_EXTRACTED ENTRIES_
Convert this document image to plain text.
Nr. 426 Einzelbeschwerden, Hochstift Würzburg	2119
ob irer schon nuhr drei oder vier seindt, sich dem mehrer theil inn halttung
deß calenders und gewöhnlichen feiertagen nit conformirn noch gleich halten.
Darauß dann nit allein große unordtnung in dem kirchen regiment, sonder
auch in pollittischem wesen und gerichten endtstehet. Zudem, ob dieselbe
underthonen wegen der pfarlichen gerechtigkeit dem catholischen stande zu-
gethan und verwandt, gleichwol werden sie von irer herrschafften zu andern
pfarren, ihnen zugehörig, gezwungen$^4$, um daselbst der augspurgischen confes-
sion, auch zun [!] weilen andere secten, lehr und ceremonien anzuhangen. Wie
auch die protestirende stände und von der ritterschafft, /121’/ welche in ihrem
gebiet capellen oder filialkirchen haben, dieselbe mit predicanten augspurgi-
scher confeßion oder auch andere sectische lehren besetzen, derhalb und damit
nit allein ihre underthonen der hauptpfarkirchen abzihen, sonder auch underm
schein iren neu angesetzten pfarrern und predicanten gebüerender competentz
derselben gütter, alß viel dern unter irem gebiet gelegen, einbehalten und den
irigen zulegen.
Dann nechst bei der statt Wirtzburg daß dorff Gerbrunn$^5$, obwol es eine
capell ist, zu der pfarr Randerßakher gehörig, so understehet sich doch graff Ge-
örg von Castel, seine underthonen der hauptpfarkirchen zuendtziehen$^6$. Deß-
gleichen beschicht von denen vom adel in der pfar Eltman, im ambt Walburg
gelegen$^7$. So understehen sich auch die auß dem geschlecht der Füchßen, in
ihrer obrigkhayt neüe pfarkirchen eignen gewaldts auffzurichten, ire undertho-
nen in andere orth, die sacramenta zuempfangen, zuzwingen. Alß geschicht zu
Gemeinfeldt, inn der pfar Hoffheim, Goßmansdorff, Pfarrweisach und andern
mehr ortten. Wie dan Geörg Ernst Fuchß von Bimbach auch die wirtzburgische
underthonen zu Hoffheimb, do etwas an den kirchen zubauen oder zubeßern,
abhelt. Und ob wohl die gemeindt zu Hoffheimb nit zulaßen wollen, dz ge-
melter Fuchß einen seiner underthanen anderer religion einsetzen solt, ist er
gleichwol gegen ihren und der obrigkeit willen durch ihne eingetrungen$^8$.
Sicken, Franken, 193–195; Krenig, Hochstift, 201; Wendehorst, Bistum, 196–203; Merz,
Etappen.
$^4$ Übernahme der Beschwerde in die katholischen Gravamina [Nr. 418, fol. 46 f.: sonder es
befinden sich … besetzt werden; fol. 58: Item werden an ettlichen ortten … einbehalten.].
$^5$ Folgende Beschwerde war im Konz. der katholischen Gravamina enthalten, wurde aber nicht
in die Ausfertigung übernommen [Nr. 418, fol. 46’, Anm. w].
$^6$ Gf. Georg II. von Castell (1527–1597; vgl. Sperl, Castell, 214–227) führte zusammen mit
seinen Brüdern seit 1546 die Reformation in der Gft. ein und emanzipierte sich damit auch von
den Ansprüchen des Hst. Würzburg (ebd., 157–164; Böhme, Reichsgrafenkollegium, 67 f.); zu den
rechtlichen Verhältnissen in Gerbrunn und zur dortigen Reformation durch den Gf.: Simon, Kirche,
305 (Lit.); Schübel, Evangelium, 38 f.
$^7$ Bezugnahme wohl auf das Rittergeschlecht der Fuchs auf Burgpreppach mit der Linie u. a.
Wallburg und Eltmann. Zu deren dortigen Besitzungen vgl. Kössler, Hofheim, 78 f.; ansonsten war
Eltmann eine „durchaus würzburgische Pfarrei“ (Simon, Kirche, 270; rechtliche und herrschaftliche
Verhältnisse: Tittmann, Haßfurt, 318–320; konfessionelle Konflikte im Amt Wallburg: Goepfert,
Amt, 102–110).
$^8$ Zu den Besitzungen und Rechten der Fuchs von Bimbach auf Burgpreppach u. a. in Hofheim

---

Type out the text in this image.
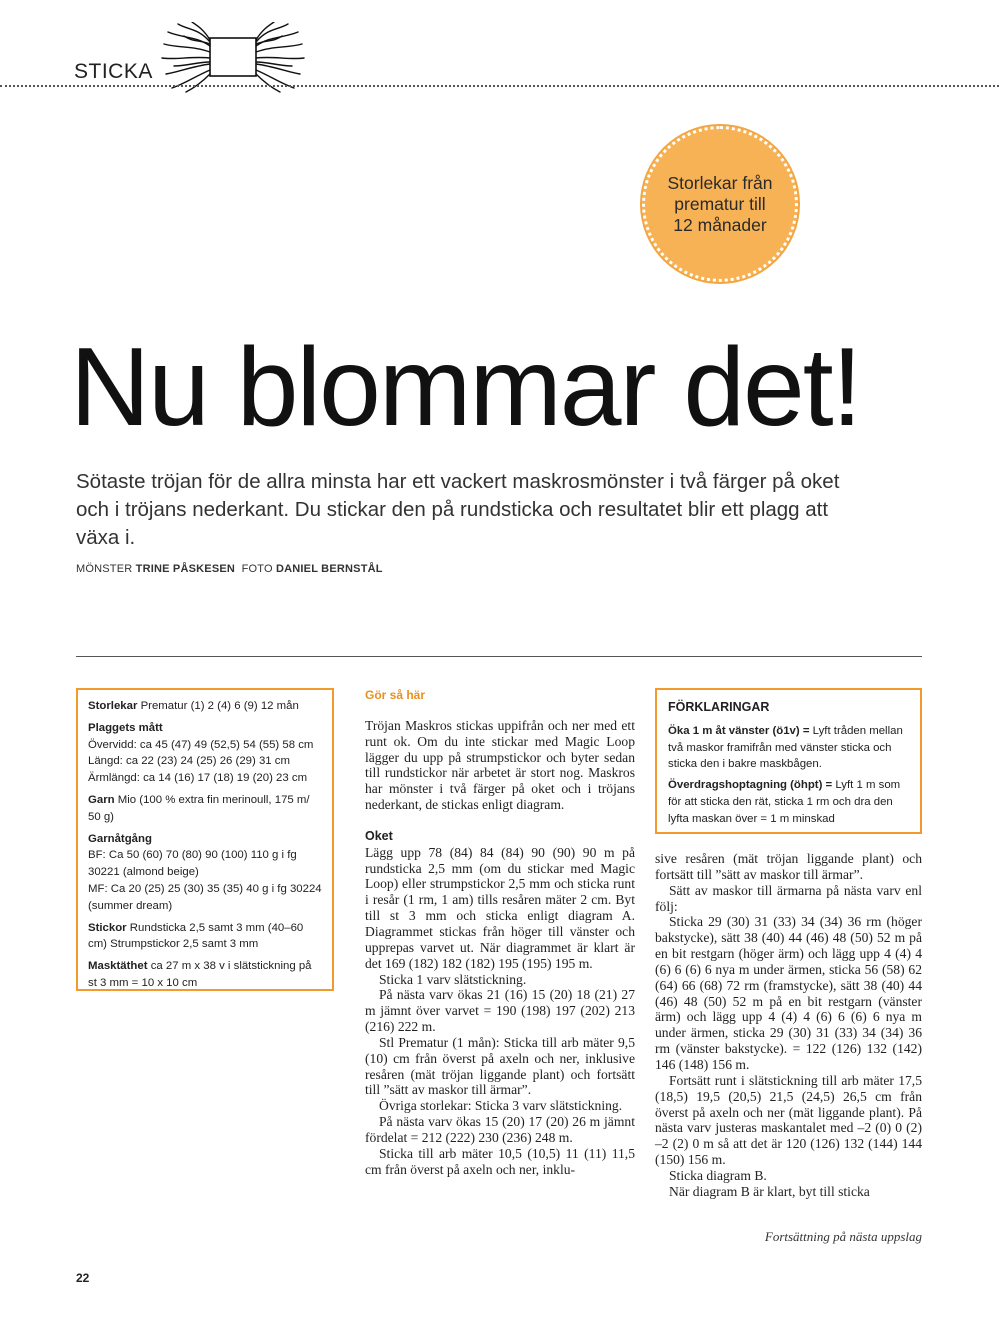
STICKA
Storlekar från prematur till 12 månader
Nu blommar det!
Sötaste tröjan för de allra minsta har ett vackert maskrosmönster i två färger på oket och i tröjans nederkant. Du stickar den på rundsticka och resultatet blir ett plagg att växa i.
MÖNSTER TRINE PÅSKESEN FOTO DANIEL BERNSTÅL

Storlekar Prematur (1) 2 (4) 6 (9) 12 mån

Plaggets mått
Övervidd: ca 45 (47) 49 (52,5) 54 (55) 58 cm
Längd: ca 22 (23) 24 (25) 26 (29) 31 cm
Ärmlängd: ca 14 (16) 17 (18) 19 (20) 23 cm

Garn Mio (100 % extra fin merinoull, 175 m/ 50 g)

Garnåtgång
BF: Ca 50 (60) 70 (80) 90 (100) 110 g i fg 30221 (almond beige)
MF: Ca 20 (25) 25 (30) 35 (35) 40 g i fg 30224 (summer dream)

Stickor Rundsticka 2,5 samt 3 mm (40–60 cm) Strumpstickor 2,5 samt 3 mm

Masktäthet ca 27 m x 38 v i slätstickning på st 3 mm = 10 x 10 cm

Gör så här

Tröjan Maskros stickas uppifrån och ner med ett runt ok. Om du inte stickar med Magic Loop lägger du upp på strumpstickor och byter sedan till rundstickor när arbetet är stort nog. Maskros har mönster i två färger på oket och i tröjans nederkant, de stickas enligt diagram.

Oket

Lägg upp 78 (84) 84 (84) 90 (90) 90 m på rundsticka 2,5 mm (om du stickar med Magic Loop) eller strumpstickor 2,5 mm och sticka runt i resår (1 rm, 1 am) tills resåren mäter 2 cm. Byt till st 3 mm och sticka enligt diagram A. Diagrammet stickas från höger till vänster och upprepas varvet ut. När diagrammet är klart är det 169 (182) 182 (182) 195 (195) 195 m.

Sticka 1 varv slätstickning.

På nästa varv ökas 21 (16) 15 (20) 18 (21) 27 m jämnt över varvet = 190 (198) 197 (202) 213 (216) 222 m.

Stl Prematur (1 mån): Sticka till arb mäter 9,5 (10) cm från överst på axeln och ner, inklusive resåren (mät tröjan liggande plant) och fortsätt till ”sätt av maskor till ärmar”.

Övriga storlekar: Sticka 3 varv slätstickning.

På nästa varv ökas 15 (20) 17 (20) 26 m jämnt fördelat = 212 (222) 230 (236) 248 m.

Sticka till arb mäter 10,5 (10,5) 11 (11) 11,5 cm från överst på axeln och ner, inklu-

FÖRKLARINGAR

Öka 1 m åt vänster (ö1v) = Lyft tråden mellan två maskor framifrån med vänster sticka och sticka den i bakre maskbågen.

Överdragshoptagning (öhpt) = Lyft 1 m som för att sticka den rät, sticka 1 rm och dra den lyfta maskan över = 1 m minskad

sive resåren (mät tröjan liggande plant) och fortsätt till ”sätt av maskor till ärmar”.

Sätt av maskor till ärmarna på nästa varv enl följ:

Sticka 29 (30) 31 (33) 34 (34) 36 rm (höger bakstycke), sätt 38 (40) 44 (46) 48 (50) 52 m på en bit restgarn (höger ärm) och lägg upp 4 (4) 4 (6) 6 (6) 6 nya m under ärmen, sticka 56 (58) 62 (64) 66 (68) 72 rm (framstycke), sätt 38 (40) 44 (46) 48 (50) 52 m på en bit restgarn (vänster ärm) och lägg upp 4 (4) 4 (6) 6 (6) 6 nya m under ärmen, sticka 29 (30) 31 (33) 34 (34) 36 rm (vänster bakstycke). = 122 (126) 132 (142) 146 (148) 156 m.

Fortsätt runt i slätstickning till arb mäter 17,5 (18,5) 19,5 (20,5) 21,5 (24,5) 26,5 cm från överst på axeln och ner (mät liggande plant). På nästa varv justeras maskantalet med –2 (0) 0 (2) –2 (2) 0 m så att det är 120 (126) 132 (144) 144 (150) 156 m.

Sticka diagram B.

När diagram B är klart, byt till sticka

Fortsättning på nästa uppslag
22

_TO BE DONE_
Each line above that holds the string "färger" should be copied and shown.

_EXERCISE ANSWER_
Sötaste tröjan för de allra minsta har ett vackert maskrosmönster i två färger på oket och i tröjans nederkant. Du stickar den på rundsticka och resultatet blir ett plagg att växa i.
Tröjan Maskros stickas uppifrån och ner med ett runt ok. Om du inte stickar med Magic Loop lägger du upp på strumpstickor och byter sedan till rundstickor när arbetet är stort nog. Maskros har mönster i två färger på oket och i tröjans nederkant, de stickas enligt diagram.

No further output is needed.